### LISTING

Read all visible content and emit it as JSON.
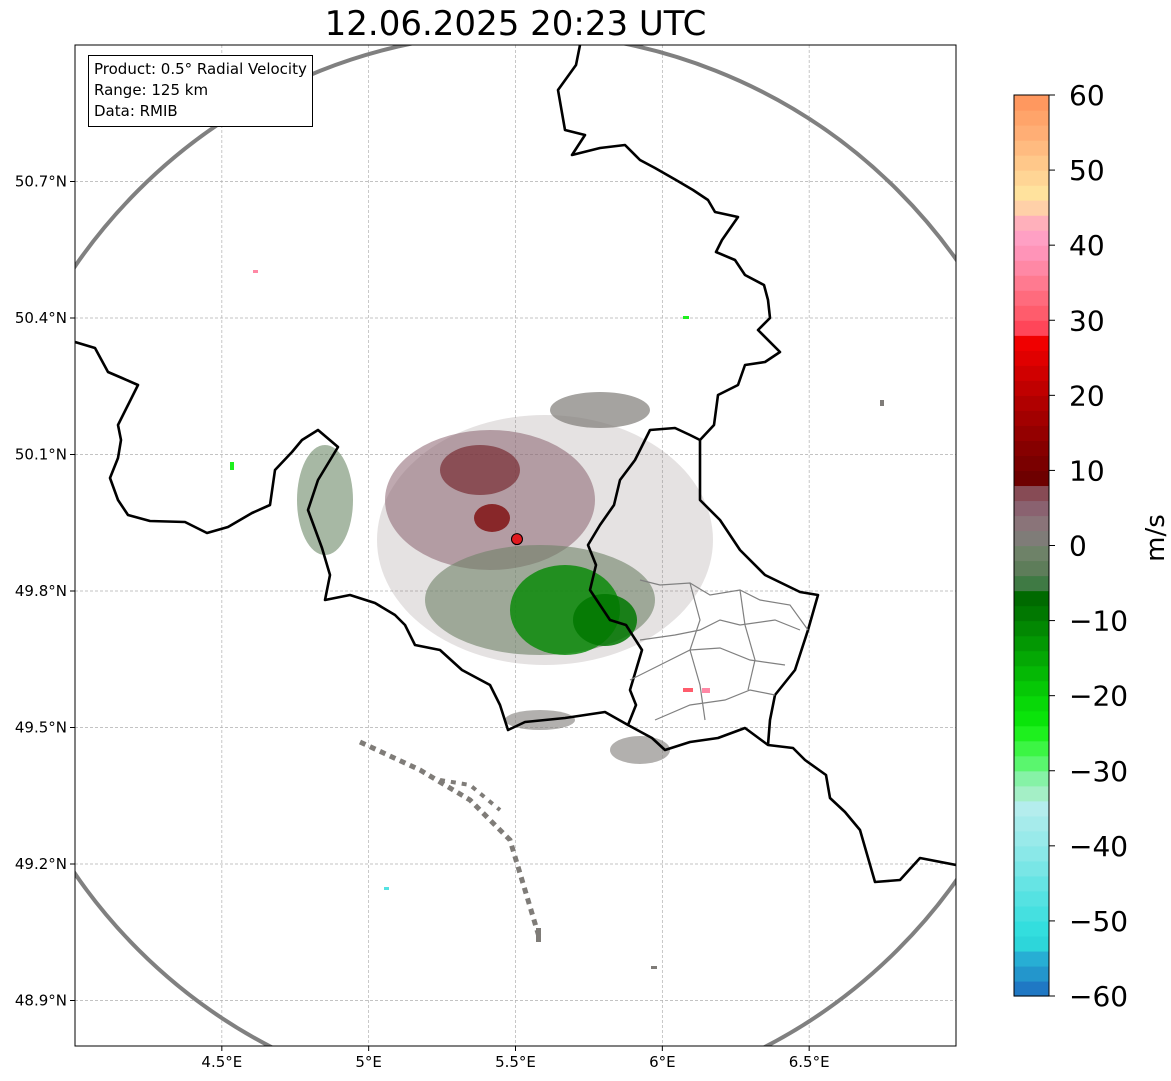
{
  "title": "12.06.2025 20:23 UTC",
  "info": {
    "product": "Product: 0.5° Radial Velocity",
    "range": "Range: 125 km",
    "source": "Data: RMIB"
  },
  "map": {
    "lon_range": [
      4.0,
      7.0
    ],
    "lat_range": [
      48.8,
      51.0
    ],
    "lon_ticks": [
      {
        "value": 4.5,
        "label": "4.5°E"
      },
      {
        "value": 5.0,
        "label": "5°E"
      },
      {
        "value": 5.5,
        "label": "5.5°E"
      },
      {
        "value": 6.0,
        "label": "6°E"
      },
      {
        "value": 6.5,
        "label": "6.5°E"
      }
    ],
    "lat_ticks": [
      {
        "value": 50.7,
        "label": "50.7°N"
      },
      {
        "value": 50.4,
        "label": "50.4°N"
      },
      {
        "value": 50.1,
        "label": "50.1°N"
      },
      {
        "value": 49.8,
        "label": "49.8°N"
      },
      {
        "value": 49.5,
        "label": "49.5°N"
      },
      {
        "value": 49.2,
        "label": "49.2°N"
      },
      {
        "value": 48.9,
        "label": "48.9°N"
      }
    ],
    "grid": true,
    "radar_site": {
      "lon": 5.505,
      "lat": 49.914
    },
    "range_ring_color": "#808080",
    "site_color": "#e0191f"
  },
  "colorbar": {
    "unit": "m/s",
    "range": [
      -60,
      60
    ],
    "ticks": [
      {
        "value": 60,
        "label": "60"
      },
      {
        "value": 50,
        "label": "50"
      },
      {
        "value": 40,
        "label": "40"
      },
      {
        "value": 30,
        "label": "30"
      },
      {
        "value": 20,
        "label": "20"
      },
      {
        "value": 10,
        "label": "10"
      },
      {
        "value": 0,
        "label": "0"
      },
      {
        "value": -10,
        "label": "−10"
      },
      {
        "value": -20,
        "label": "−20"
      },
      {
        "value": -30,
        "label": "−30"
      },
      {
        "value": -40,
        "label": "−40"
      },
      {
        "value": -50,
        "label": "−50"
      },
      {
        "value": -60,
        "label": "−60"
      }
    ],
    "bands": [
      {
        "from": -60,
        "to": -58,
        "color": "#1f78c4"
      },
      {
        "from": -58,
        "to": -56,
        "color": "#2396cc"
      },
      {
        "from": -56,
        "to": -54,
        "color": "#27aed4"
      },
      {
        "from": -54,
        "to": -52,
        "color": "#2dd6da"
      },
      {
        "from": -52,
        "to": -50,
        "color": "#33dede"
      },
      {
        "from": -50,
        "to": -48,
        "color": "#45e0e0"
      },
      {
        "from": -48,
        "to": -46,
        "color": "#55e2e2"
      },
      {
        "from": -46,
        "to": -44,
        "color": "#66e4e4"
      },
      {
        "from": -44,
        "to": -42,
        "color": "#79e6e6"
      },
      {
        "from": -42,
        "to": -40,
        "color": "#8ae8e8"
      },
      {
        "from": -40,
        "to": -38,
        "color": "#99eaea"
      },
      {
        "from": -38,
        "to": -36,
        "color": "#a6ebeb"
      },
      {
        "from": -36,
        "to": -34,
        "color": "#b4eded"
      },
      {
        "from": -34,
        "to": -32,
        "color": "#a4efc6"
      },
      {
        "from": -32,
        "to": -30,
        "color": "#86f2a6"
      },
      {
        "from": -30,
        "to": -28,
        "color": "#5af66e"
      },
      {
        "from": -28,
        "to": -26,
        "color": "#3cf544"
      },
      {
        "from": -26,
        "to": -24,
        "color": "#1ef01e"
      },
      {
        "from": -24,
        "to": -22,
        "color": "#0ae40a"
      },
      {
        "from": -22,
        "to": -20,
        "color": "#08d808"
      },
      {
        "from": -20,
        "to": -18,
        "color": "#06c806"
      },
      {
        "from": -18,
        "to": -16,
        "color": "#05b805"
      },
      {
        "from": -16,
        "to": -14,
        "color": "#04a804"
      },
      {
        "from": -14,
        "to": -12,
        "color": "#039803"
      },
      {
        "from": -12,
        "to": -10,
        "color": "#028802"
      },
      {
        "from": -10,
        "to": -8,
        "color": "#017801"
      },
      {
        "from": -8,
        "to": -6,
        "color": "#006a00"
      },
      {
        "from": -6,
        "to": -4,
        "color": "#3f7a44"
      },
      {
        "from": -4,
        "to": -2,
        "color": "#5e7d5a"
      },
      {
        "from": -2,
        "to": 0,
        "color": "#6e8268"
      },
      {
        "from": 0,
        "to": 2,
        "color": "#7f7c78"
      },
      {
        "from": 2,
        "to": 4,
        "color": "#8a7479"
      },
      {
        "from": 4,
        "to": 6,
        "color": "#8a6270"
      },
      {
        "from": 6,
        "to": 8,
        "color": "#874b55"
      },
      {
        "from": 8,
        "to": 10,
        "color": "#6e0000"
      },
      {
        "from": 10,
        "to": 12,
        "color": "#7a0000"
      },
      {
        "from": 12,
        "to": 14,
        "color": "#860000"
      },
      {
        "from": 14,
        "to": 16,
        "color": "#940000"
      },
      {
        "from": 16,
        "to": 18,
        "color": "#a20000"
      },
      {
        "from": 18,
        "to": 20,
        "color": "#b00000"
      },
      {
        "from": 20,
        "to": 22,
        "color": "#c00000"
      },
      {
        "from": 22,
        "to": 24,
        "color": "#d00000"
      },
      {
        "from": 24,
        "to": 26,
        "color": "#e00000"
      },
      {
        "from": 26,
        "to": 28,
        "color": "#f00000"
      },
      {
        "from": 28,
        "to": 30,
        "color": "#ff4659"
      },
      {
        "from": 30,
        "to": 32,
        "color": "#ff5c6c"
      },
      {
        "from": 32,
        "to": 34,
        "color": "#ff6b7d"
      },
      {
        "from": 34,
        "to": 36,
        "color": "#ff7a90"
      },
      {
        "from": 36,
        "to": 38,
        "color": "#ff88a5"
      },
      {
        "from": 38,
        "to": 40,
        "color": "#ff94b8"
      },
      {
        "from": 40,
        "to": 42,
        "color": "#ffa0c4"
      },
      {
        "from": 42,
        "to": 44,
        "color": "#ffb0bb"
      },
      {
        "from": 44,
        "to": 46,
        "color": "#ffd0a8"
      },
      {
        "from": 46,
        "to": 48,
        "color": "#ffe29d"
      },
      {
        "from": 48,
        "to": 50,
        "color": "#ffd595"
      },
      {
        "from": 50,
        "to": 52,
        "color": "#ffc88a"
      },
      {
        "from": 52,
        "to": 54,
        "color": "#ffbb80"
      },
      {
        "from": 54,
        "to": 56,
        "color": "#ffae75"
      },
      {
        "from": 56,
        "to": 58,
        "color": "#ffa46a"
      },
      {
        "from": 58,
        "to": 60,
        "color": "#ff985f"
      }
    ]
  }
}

### PROBLEM DETAILS
Every line should be retyped exactly, with the pictures omitted.

### ANSWER
Read all visible content and emit it as JSON.
{
  "title": "12.06.2025 20:23 UTC",
  "info": {
    "product": "Product: 0.5° Radial Velocity",
    "range": "Range: 125 km",
    "source": "Data: RMIB"
  },
  "map": {
    "lon_range": [
      4.0,
      7.0
    ],
    "lat_range": [
      48.8,
      51.0
    ],
    "lon_ticks": [
      {
        "value": 4.5,
        "label": "4.5°E"
      },
      {
        "value": 5.0,
        "label": "5°E"
      },
      {
        "value": 5.5,
        "label": "5.5°E"
      },
      {
        "value": 6.0,
        "label": "6°E"
      },
      {
        "value": 6.5,
        "label": "6.5°E"
      }
    ],
    "lat_ticks": [
      {
        "value": 50.7,
        "label": "50.7°N"
      },
      {
        "value": 50.4,
        "label": "50.4°N"
      },
      {
        "value": 50.1,
        "label": "50.1°N"
      },
      {
        "value": 49.8,
        "label": "49.8°N"
      },
      {
        "value": 49.5,
        "label": "49.5°N"
      },
      {
        "value": 49.2,
        "label": "49.2°N"
      },
      {
        "value": 48.9,
        "label": "48.9°N"
      }
    ],
    "grid": true,
    "radar_site": {
      "lon": 5.505,
      "lat": 49.914
    },
    "range_ring_color": "#808080",
    "site_color": "#e0191f"
  },
  "colorbar": {
    "unit": "m/s",
    "range": [
      -60,
      60
    ],
    "ticks": [
      {
        "value": 60,
        "label": "60"
      },
      {
        "value": 50,
        "label": "50"
      },
      {
        "value": 40,
        "label": "40"
      },
      {
        "value": 30,
        "label": "30"
      },
      {
        "value": 20,
        "label": "20"
      },
      {
        "value": 10,
        "label": "10"
      },
      {
        "value": 0,
        "label": "0"
      },
      {
        "value": -10,
        "label": "−10"
      },
      {
        "value": -20,
        "label": "−20"
      },
      {
        "value": -30,
        "label": "−30"
      },
      {
        "value": -40,
        "label": "−40"
      },
      {
        "value": -50,
        "label": "−50"
      },
      {
        "value": -60,
        "label": "−60"
      }
    ],
    "bands": [
      {
        "from": -60,
        "to": -58,
        "color": "#1f78c4"
      },
      {
        "from": -58,
        "to": -56,
        "color": "#2396cc"
      },
      {
        "from": -56,
        "to": -54,
        "color": "#27aed4"
      },
      {
        "from": -54,
        "to": -52,
        "color": "#2dd6da"
      },
      {
        "from": -52,
        "to": -50,
        "color": "#33dede"
      },
      {
        "from": -50,
        "to": -48,
        "color": "#45e0e0"
      },
      {
        "from": -48,
        "to": -46,
        "color": "#55e2e2"
      },
      {
        "from": -46,
        "to": -44,
        "color": "#66e4e4"
      },
      {
        "from": -44,
        "to": -42,
        "color": "#79e6e6"
      },
      {
        "from": -42,
        "to": -40,
        "color": "#8ae8e8"
      },
      {
        "from": -40,
        "to": -38,
        "color": "#99eaea"
      },
      {
        "from": -38,
        "to": -36,
        "color": "#a6ebeb"
      },
      {
        "from": -36,
        "to": -34,
        "color": "#b4eded"
      },
      {
        "from": -34,
        "to": -32,
        "color": "#a4efc6"
      },
      {
        "from": -32,
        "to": -30,
        "color": "#86f2a6"
      },
      {
        "from": -30,
        "to": -28,
        "color": "#5af66e"
      },
      {
        "from": -28,
        "to": -26,
        "color": "#3cf544"
      },
      {
        "from": -26,
        "to": -24,
        "color": "#1ef01e"
      },
      {
        "from": -24,
        "to": -22,
        "color": "#0ae40a"
      },
      {
        "from": -22,
        "to": -20,
        "color": "#08d808"
      },
      {
        "from": -20,
        "to": -18,
        "color": "#06c806"
      },
      {
        "from": -18,
        "to": -16,
        "color": "#05b805"
      },
      {
        "from": -16,
        "to": -14,
        "color": "#04a804"
      },
      {
        "from": -14,
        "to": -12,
        "color": "#039803"
      },
      {
        "from": -12,
        "to": -10,
        "color": "#028802"
      },
      {
        "from": -10,
        "to": -8,
        "color": "#017801"
      },
      {
        "from": -8,
        "to": -6,
        "color": "#006a00"
      },
      {
        "from": -6,
        "to": -4,
        "color": "#3f7a44"
      },
      {
        "from": -4,
        "to": -2,
        "color": "#5e7d5a"
      },
      {
        "from": -2,
        "to": 0,
        "color": "#6e8268"
      },
      {
        "from": 0,
        "to": 2,
        "color": "#7f7c78"
      },
      {
        "from": 2,
        "to": 4,
        "color": "#8a7479"
      },
      {
        "from": 4,
        "to": 6,
        "color": "#8a6270"
      },
      {
        "from": 6,
        "to": 8,
        "color": "#874b55"
      },
      {
        "from": 8,
        "to": 10,
        "color": "#6e0000"
      },
      {
        "from": 10,
        "to": 12,
        "color": "#7a0000"
      },
      {
        "from": 12,
        "to": 14,
        "color": "#860000"
      },
      {
        "from": 14,
        "to": 16,
        "color": "#940000"
      },
      {
        "from": 16,
        "to": 18,
        "color": "#a20000"
      },
      {
        "from": 18,
        "to": 20,
        "color": "#b00000"
      },
      {
        "from": 20,
        "to": 22,
        "color": "#c00000"
      },
      {
        "from": 22,
        "to": 24,
        "color": "#d00000"
      },
      {
        "from": 24,
        "to": 26,
        "color": "#e00000"
      },
      {
        "from": 26,
        "to": 28,
        "color": "#f00000"
      },
      {
        "from": 28,
        "to": 30,
        "color": "#ff4659"
      },
      {
        "from": 30,
        "to": 32,
        "color": "#ff5c6c"
      },
      {
        "from": 32,
        "to": 34,
        "color": "#ff6b7d"
      },
      {
        "from": 34,
        "to": 36,
        "color": "#ff7a90"
      },
      {
        "from": 36,
        "to": 38,
        "color": "#ff88a5"
      },
      {
        "from": 38,
        "to": 40,
        "color": "#ff94b8"
      },
      {
        "from": 40,
        "to": 42,
        "color": "#ffa0c4"
      },
      {
        "from": 42,
        "to": 44,
        "color": "#ffb0bb"
      },
      {
        "from": 44,
        "to": 46,
        "color": "#ffd0a8"
      },
      {
        "from": 46,
        "to": 48,
        "color": "#ffe29d"
      },
      {
        "from": 48,
        "to": 50,
        "color": "#ffd595"
      },
      {
        "from": 50,
        "to": 52,
        "color": "#ffc88a"
      },
      {
        "from": 52,
        "to": 54,
        "color": "#ffbb80"
      },
      {
        "from": 54,
        "to": 56,
        "color": "#ffae75"
      },
      {
        "from": 56,
        "to": 58,
        "color": "#ffa46a"
      },
      {
        "from": 58,
        "to": 60,
        "color": "#ff985f"
      }
    ]
  }
}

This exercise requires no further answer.